What the task asks:
Your task is to locate every line holding the string "glyph" and to copy each of them.

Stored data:
start
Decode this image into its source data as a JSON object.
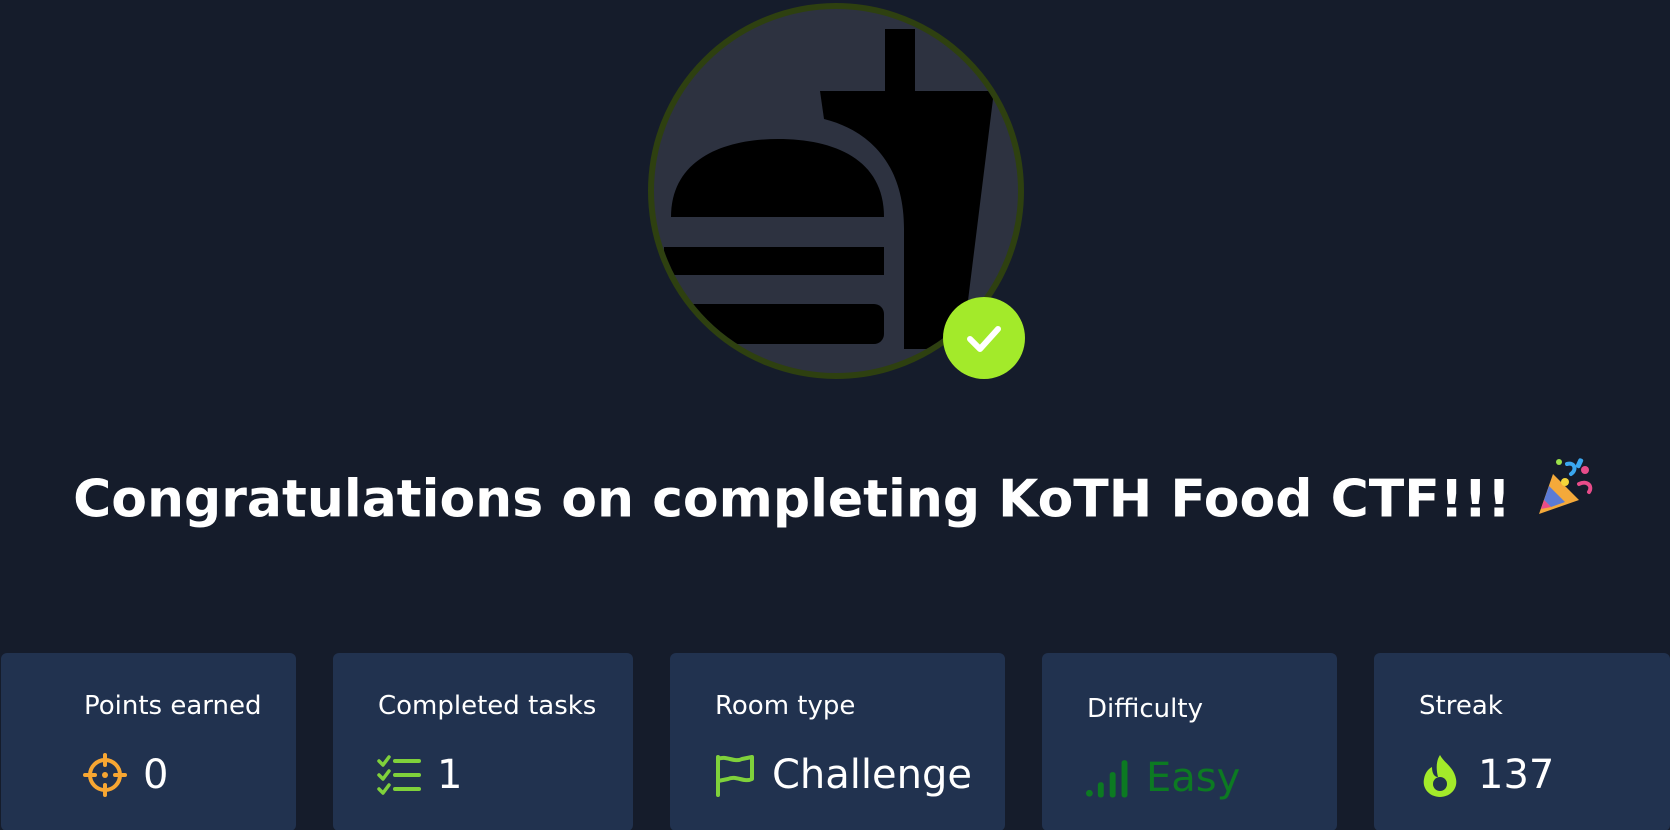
{
  "room": {
    "icon": "burger-drink-icon",
    "completed_icon": "check-icon"
  },
  "headline": {
    "text": "Congratulations on completing KoTH Food CTF!!!",
    "emoji_icon": "party-popper-icon"
  },
  "stats": {
    "points": {
      "label": "Points earned",
      "value": "0",
      "icon": "crosshair-icon"
    },
    "tasks": {
      "label": "Completed tasks",
      "value": "1",
      "icon": "checklist-icon"
    },
    "room_type": {
      "label": "Room type",
      "value": "Challenge",
      "icon": "flag-icon"
    },
    "difficulty": {
      "label": "Difficulty",
      "value": "Easy",
      "icon": "signal-bars-icon"
    },
    "streak": {
      "label": "Streak",
      "value": "137",
      "icon": "fire-icon"
    }
  },
  "colors": {
    "background": "#151c2b",
    "card": "#21324f",
    "accent_green": "#a3ea2a",
    "points_orange": "#f7a632",
    "easy_green": "#0c7a22"
  }
}
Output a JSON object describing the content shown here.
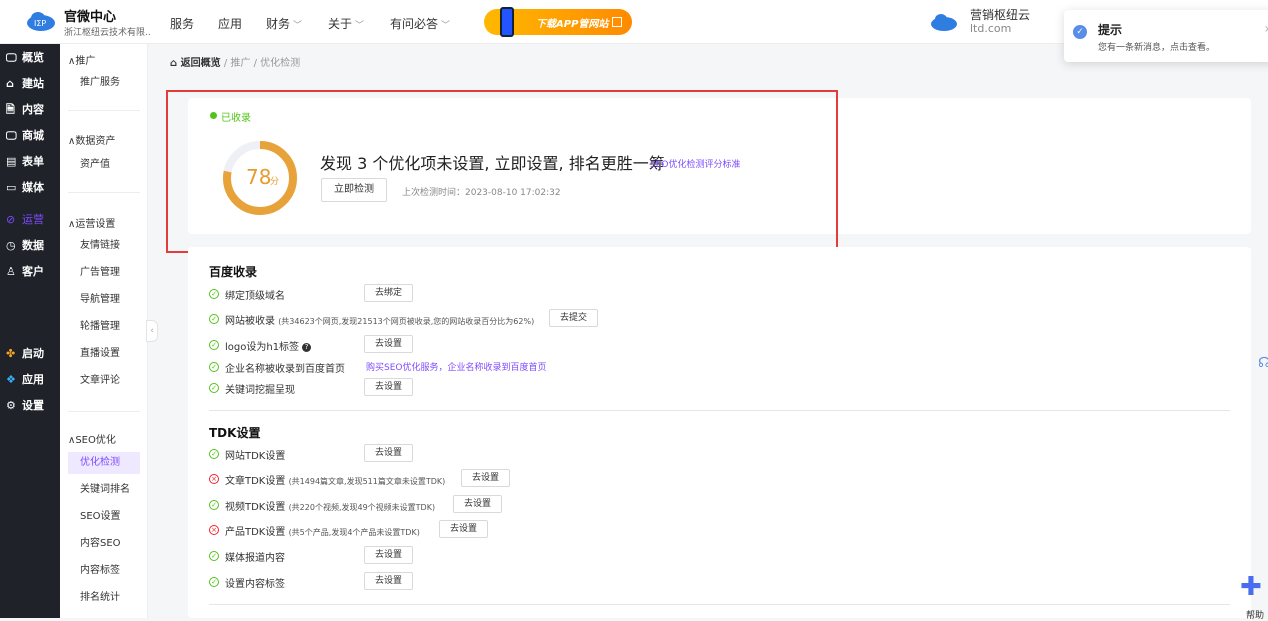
{
  "topbar": {
    "brand_title": "官微中心",
    "brand_subtitle": "浙江枢纽云技术有限...",
    "nav": [
      {
        "label": "服务",
        "has_menu": false
      },
      {
        "label": "应用",
        "has_menu": false
      },
      {
        "label": "财务",
        "has_menu": true
      },
      {
        "label": "关于",
        "has_menu": true
      },
      {
        "label": "有问必答",
        "has_menu": true
      }
    ],
    "app_banner": "下载APP管网站",
    "user_name": "营销枢纽云",
    "user_domain": "ltd.com"
  },
  "notification": {
    "title": "提示",
    "message": "您有一条新消息，点击查看。"
  },
  "leftnav": [
    {
      "icon": "overview-icon",
      "glyph": "🖵",
      "label": "概览"
    },
    {
      "icon": "site-icon",
      "glyph": "⌂",
      "label": "建站"
    },
    {
      "icon": "content-icon",
      "glyph": "🗎",
      "label": "内容"
    },
    {
      "icon": "shop-icon",
      "glyph": "🖵",
      "label": "商城"
    },
    {
      "icon": "form-icon",
      "glyph": "▤",
      "label": "表单"
    },
    {
      "icon": "media-icon",
      "glyph": "▭",
      "label": "媒体"
    },
    {
      "icon": "operation-icon",
      "glyph": "⊘",
      "label": "运营",
      "active": true
    },
    {
      "icon": "data-icon",
      "glyph": "◷",
      "label": "数据"
    },
    {
      "icon": "customer-icon",
      "glyph": "♙",
      "label": "客户"
    },
    {
      "icon": "launch-icon",
      "glyph": "✤",
      "label": "启动"
    },
    {
      "icon": "apps-icon",
      "glyph": "❖",
      "label": "应用"
    },
    {
      "icon": "settings-icon",
      "glyph": "⚙",
      "label": "设置"
    }
  ],
  "subnav": {
    "groups": [
      {
        "title": "推广",
        "items": [
          "推广服务"
        ]
      },
      {
        "title": "数据资产",
        "items": [
          "资产值"
        ]
      },
      {
        "title": "运营设置",
        "items": [
          "友情链接",
          "广告管理",
          "导航管理",
          "轮播管理",
          "直播设置",
          "文章评论"
        ]
      },
      {
        "title": "SEO优化",
        "items": [
          "优化检测",
          "关键词排名",
          "SEO设置",
          "内容SEO",
          "内容标签",
          "排名统计"
        ]
      }
    ],
    "active_item": "优化检测"
  },
  "breadcrumb": {
    "back": "返回概览",
    "sep": "/",
    "level1": "推广",
    "level2": "优化检测"
  },
  "score": {
    "status": "已收录",
    "value": 78,
    "value_text": "78",
    "unit": "分",
    "max": 100,
    "headline": "发现 3 个优化项未设置, 立即设置, 排名更胜一筹",
    "standard_link": "SEO优化检测评分标准",
    "check_button": "立即检测",
    "last_check": "上次检测时间：2023-08-10 17:02:32"
  },
  "baidu": {
    "title": "百度收录",
    "rows": [
      {
        "status": "ok",
        "text": "绑定顶级域名",
        "note": "",
        "button": "去绑定"
      },
      {
        "status": "ok",
        "text": "网站被收录",
        "note": "(共34623个网页,发现21513个网页被收录,您的网站收录百分比为62%)",
        "button": "去提交"
      },
      {
        "status": "ok",
        "text": "logo设为h1标签",
        "note": "",
        "button": "去设置"
      },
      {
        "status": "ok",
        "text": "企业名称被收录到百度首页",
        "note": "",
        "link": "购买SEO优化服务，企业名称收录到百度首页"
      },
      {
        "status": "ok",
        "text": "关键词挖掘呈现",
        "note": "",
        "button": "去设置"
      }
    ]
  },
  "tdk": {
    "title": "TDK设置",
    "rows": [
      {
        "status": "ok",
        "text": "网站TDK设置",
        "note": "",
        "button": "去设置"
      },
      {
        "status": "bad",
        "text": "文章TDK设置",
        "note": "(共1494篇文章,发现511篇文章未设置TDK)",
        "button": "去设置"
      },
      {
        "status": "ok",
        "text": "视频TDK设置",
        "note": "(共220个视频,发现49个视频未设置TDK)",
        "button": "去设置"
      },
      {
        "status": "bad",
        "text": "产品TDK设置",
        "note": "(共5个产品,发现4个产品未设置TDK)",
        "button": "去设置"
      },
      {
        "status": "ok",
        "text": "媒体报道内容",
        "note": "",
        "button": "去设置"
      },
      {
        "status": "ok",
        "text": "设置内容标签",
        "note": "",
        "button": "去设置"
      }
    ]
  },
  "help": {
    "label": "帮助"
  }
}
end
Expected output:
      "glyph": "🖵",
      "glyph": "⌂",
      "glyph": "🗎",
      "glyph": "🖵",
      "glyph": "▤",
      "glyph": "▭",
      "glyph": "⊘",
      "glyph": "◷",
      "glyph": "♙",
      "glyph": "✤",
      "glyph": "❖",
      "glyph": "⚙",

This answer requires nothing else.